Collected data

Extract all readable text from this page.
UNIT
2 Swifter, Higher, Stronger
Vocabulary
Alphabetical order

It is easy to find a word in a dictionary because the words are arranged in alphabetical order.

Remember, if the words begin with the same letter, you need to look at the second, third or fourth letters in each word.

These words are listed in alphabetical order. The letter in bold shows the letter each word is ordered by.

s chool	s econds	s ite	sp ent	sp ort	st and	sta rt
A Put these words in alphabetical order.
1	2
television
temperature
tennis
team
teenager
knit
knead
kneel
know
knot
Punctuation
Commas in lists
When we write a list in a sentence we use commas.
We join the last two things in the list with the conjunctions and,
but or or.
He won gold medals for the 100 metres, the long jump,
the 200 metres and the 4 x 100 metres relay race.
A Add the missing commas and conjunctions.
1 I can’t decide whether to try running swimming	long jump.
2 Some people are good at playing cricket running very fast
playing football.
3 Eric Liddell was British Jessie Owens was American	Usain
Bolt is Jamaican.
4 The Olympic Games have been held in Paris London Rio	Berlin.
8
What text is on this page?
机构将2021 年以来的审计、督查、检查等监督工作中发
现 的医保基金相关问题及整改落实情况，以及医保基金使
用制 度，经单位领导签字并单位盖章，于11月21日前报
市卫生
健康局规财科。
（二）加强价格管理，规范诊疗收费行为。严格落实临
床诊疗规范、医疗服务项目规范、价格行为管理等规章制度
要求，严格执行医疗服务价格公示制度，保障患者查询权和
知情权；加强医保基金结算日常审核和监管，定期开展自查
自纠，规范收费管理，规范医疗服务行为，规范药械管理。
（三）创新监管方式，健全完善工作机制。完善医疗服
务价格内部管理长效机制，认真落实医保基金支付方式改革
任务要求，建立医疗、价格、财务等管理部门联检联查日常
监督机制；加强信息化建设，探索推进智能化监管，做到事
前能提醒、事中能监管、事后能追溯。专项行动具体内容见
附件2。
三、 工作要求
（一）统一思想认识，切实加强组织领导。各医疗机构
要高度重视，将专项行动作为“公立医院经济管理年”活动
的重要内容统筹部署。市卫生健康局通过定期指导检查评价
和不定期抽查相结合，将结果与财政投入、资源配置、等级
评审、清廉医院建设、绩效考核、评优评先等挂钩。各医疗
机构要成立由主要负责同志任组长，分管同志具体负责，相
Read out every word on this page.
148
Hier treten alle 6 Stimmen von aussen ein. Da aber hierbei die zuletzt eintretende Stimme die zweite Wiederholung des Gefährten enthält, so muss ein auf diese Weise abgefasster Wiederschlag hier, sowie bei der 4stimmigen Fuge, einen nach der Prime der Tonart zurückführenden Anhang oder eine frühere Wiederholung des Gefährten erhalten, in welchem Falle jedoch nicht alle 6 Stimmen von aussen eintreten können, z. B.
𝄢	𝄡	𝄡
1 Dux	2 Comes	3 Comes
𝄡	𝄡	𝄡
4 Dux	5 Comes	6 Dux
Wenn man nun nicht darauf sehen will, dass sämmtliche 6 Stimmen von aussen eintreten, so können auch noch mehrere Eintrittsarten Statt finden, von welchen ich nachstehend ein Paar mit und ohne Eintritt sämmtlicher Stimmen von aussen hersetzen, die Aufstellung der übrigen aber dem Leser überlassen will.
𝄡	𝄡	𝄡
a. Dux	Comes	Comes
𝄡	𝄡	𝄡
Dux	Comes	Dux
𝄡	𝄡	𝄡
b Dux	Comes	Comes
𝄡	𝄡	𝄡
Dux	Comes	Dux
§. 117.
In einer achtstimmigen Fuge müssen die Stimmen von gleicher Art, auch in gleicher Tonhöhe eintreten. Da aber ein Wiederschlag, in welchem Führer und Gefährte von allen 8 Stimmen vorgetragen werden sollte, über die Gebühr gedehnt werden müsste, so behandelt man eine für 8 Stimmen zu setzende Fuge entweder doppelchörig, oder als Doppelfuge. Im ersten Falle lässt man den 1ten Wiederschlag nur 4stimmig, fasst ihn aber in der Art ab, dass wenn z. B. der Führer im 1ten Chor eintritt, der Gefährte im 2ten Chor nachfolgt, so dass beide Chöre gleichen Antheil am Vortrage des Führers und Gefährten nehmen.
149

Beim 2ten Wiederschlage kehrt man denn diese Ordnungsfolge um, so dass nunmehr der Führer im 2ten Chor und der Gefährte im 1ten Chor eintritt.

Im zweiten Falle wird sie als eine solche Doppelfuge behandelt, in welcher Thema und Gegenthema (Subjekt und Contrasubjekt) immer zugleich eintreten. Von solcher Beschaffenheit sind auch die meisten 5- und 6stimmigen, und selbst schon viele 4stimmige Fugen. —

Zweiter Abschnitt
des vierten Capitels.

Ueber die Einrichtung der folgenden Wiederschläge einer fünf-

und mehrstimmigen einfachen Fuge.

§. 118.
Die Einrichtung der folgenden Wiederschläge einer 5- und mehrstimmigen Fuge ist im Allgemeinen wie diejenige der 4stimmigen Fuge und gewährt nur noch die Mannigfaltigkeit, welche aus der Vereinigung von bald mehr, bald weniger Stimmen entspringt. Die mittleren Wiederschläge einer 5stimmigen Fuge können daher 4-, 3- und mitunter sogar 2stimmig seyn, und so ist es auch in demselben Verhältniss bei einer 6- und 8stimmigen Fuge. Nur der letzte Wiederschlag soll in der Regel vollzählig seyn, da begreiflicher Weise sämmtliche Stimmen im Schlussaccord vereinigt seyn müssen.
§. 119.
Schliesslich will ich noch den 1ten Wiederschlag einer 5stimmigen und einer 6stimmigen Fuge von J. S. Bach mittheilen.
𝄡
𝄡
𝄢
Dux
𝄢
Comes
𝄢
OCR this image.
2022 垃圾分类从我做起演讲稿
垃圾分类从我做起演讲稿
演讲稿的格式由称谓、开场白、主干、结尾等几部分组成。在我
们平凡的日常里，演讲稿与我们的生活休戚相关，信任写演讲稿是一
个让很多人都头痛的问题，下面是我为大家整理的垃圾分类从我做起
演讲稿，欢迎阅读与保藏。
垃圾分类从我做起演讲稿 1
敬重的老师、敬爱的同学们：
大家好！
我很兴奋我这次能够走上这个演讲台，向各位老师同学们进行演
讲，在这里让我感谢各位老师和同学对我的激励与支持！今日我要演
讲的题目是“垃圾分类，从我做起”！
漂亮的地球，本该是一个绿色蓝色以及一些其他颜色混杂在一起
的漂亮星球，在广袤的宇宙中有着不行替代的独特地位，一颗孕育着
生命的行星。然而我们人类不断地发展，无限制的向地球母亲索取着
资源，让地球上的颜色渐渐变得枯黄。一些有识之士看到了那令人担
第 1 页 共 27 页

## Short problem
Extract lines where the string "each" occurs.

## Response to this task
Remember, if the words begin with the same letter, you need to look at the second, third or fourth letters in each word.
These words are listed in alphabetical order. The letter in bold shows the letter each word is ordered by.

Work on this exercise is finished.